▸ Short exercise
Swap every "sidebar-item-label" in the material below for "sidebar-caption" and reproduce all of it with nothing else changed.

▸ Stored records

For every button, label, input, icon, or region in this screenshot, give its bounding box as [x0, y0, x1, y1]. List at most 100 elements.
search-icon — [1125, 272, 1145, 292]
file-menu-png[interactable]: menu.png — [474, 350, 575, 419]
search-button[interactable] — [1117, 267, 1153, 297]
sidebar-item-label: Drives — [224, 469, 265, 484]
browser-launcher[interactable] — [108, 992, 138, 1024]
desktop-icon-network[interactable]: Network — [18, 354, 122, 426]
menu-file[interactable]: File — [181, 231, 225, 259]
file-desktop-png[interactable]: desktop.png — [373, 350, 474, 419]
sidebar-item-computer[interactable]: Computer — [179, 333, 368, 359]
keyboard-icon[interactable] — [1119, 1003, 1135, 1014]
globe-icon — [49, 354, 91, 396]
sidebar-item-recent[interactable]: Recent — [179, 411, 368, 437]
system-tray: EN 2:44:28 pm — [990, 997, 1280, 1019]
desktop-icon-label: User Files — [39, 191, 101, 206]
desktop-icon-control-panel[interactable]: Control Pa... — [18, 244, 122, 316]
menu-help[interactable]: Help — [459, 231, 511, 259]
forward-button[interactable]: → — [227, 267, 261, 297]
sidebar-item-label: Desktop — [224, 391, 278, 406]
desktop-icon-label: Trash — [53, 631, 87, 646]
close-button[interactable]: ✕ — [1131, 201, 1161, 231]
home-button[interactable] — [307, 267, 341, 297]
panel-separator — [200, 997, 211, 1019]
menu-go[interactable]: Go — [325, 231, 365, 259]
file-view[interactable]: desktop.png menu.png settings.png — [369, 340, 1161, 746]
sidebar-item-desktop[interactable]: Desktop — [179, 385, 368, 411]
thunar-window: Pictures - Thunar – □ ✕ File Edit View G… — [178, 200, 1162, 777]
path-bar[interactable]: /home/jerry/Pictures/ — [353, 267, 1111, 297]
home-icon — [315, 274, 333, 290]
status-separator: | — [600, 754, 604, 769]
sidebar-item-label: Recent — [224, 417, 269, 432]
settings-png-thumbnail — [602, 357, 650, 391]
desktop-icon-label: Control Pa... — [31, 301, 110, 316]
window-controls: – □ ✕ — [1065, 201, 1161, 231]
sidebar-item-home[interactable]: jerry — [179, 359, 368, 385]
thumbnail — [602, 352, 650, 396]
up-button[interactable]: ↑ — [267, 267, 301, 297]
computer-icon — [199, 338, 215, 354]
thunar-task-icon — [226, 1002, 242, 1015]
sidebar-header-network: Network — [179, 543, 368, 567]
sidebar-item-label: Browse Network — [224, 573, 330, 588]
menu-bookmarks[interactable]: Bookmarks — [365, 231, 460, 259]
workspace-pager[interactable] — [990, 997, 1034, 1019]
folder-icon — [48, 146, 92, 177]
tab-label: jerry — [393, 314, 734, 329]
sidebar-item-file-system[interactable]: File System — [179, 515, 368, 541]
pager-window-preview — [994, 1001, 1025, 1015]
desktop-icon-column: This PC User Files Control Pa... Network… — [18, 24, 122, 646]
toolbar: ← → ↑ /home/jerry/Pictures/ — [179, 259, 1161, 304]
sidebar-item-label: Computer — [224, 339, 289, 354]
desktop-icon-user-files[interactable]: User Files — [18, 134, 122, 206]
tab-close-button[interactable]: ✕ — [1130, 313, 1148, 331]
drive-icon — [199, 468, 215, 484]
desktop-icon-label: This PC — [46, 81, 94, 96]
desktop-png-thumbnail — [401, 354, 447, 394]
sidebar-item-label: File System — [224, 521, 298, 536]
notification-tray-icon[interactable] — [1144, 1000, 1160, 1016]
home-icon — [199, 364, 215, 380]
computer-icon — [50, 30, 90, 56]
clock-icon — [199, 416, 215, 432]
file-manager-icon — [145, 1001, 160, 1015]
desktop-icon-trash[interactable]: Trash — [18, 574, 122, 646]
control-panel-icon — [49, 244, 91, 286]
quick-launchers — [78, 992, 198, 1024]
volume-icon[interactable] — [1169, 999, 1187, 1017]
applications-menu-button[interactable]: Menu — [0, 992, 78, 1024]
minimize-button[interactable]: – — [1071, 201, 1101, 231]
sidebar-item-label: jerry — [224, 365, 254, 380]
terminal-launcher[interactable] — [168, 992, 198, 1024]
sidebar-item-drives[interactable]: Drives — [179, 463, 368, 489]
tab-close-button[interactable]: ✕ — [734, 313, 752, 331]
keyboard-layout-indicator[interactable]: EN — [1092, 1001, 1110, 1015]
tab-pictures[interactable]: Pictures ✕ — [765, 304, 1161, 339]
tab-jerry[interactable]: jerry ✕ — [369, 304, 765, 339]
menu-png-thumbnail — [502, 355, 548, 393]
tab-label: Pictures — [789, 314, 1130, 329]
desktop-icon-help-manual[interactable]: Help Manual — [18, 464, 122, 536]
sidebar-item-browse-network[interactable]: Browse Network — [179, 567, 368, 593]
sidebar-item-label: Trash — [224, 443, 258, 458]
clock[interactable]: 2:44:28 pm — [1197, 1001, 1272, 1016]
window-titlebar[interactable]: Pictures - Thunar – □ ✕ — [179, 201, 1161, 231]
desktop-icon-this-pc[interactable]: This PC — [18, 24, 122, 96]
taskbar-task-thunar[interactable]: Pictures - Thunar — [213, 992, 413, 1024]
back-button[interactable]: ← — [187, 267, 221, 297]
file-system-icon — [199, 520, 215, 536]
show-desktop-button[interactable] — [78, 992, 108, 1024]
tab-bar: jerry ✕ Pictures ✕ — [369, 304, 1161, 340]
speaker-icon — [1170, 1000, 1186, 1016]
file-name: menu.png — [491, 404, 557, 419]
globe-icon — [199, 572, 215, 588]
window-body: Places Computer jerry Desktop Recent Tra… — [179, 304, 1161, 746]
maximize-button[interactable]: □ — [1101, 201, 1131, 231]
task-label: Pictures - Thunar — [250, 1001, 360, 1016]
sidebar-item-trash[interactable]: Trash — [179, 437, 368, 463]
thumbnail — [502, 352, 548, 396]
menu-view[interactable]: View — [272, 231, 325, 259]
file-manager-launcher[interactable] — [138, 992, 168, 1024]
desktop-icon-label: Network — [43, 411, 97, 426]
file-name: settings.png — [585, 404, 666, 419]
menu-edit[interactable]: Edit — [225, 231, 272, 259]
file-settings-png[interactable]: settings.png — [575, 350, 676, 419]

▸ Written solution
For every button, label, input, icon, or region in this screenshot, give its bounding box as [x0, y0, x1, y1]. List at most 100 elements.
search-icon — [1125, 272, 1145, 292]
file-menu-png[interactable]: menu.png — [474, 350, 575, 419]
search-button[interactable] — [1117, 267, 1153, 297]
sidebar-caption: Drives — [224, 469, 265, 484]
browser-launcher[interactable] — [108, 992, 138, 1024]
desktop-icon-network[interactable]: Network — [18, 354, 122, 426]
menu-file[interactable]: File — [181, 231, 225, 259]
file-desktop-png[interactable]: desktop.png — [373, 350, 474, 419]
sidebar-item-computer[interactable]: Computer — [179, 333, 368, 359]
keyboard-icon[interactable] — [1119, 1003, 1135, 1014]
globe-icon — [49, 354, 91, 396]
sidebar-item-recent[interactable]: Recent — [179, 411, 368, 437]
system-tray: EN 2:44:28 pm — [990, 997, 1280, 1019]
desktop-icon-label: User Files — [39, 191, 101, 206]
desktop-icon-control-panel[interactable]: Control Pa... — [18, 244, 122, 316]
menu-help[interactable]: Help — [459, 231, 511, 259]
forward-button[interactable]: → — [227, 267, 261, 297]
sidebar-caption: Desktop — [224, 391, 278, 406]
desktop-icon-label: Trash — [53, 631, 87, 646]
close-button[interactable]: ✕ — [1131, 201, 1161, 231]
home-button[interactable] — [307, 267, 341, 297]
panel-separator — [200, 997, 211, 1019]
menu-go[interactable]: Go — [325, 231, 365, 259]
file-view[interactable]: desktop.png menu.png settings.png — [369, 340, 1161, 746]
sidebar-item-desktop[interactable]: Desktop — [179, 385, 368, 411]
thunar-window: Pictures - Thunar – □ ✕ File Edit View G… — [178, 200, 1162, 777]
path-bar[interactable]: /home/jerry/Pictures/ — [353, 267, 1111, 297]
home-icon — [315, 274, 333, 290]
status-separator: | — [600, 754, 604, 769]
sidebar-caption: Recent — [224, 417, 269, 432]
settings-png-thumbnail — [602, 357, 650, 391]
desktop-icon-label: Control Pa... — [31, 301, 110, 316]
window-controls: – □ ✕ — [1065, 201, 1161, 231]
sidebar-item-home[interactable]: jerry — [179, 359, 368, 385]
thumbnail — [602, 352, 650, 396]
up-button[interactable]: ↑ — [267, 267, 301, 297]
computer-icon — [199, 338, 215, 354]
thunar-task-icon — [226, 1002, 242, 1015]
sidebar-header-network: Network — [179, 543, 368, 567]
sidebar-caption: Browse Network — [224, 573, 330, 588]
menu-bookmarks[interactable]: Bookmarks — [365, 231, 460, 259]
workspace-pager[interactable] — [990, 997, 1034, 1019]
folder-icon — [48, 146, 92, 177]
tab-label: jerry — [393, 314, 734, 329]
sidebar-item-file-system[interactable]: File System — [179, 515, 368, 541]
pager-window-preview — [994, 1001, 1025, 1015]
desktop-icon-column: This PC User Files Control Pa... Network… — [18, 24, 122, 646]
toolbar: ← → ↑ /home/jerry/Pictures/ — [179, 259, 1161, 304]
sidebar-caption: Computer — [224, 339, 289, 354]
desktop-icon-user-files[interactable]: User Files — [18, 134, 122, 206]
tab-close-button[interactable]: ✕ — [1130, 313, 1148, 331]
drive-icon — [199, 468, 215, 484]
desktop-icon-label: This PC — [46, 81, 94, 96]
desktop-png-thumbnail — [401, 354, 447, 394]
sidebar-caption: File System — [224, 521, 298, 536]
notification-tray-icon[interactable] — [1144, 1000, 1160, 1016]
home-icon — [199, 364, 215, 380]
computer-icon — [50, 30, 90, 56]
clock-icon — [199, 416, 215, 432]
file-manager-icon — [145, 1001, 160, 1015]
desktop-icon-trash[interactable]: Trash — [18, 574, 122, 646]
control-panel-icon — [49, 244, 91, 286]
quick-launchers — [78, 992, 198, 1024]
volume-icon[interactable] — [1169, 999, 1187, 1017]
applications-menu-button[interactable]: Menu — [0, 992, 78, 1024]
minimize-button[interactable]: – — [1071, 201, 1101, 231]
sidebar-caption: jerry — [224, 365, 254, 380]
terminal-launcher[interactable] — [168, 992, 198, 1024]
sidebar-item-drives[interactable]: Drives — [179, 463, 368, 489]
tab-close-button[interactable]: ✕ — [734, 313, 752, 331]
keyboard-layout-indicator[interactable]: EN — [1092, 1001, 1110, 1015]
tab-pictures[interactable]: Pictures ✕ — [765, 304, 1161, 339]
tab-jerry[interactable]: jerry ✕ — [369, 304, 765, 339]
menu-png-thumbnail — [502, 355, 548, 393]
tab-label: Pictures — [789, 314, 1130, 329]
desktop-icon-help-manual[interactable]: Help Manual — [18, 464, 122, 536]
sidebar-item-browse-network[interactable]: Browse Network — [179, 567, 368, 593]
sidebar-caption: Trash — [224, 443, 258, 458]
clock[interactable]: 2:44:28 pm — [1197, 1001, 1272, 1016]
window-titlebar[interactable]: Pictures - Thunar – □ ✕ — [179, 201, 1161, 231]
desktop-icon-this-pc[interactable]: This PC — [18, 24, 122, 96]
taskbar-task-thunar[interactable]: Pictures - Thunar — [213, 992, 413, 1024]
back-button[interactable]: ← — [187, 267, 221, 297]
file-system-icon — [199, 520, 215, 536]
show-desktop-button[interactable] — [78, 992, 108, 1024]
tab-bar: jerry ✕ Pictures ✕ — [369, 304, 1161, 340]
speaker-icon — [1170, 1000, 1186, 1016]
file-name: menu.png — [491, 404, 557, 419]
globe-icon — [199, 572, 215, 588]
window-body: Places Computer jerry Desktop Recent Tra… — [179, 304, 1161, 746]
maximize-button[interactable]: □ — [1101, 201, 1131, 231]
task-label: Pictures - Thunar — [250, 1001, 360, 1016]
sidebar-item-trash[interactable]: Trash — [179, 437, 368, 463]
thumbnail — [502, 352, 548, 396]
menu-view[interactable]: View — [272, 231, 325, 259]
file-manager-launcher[interactable] — [138, 992, 168, 1024]
desktop-icon-label: Network — [43, 411, 97, 426]
file-name: settings.png — [585, 404, 666, 419]
menu-edit[interactable]: Edit — [225, 231, 272, 259]
file-settings-png[interactable]: settings.png — [575, 350, 676, 419]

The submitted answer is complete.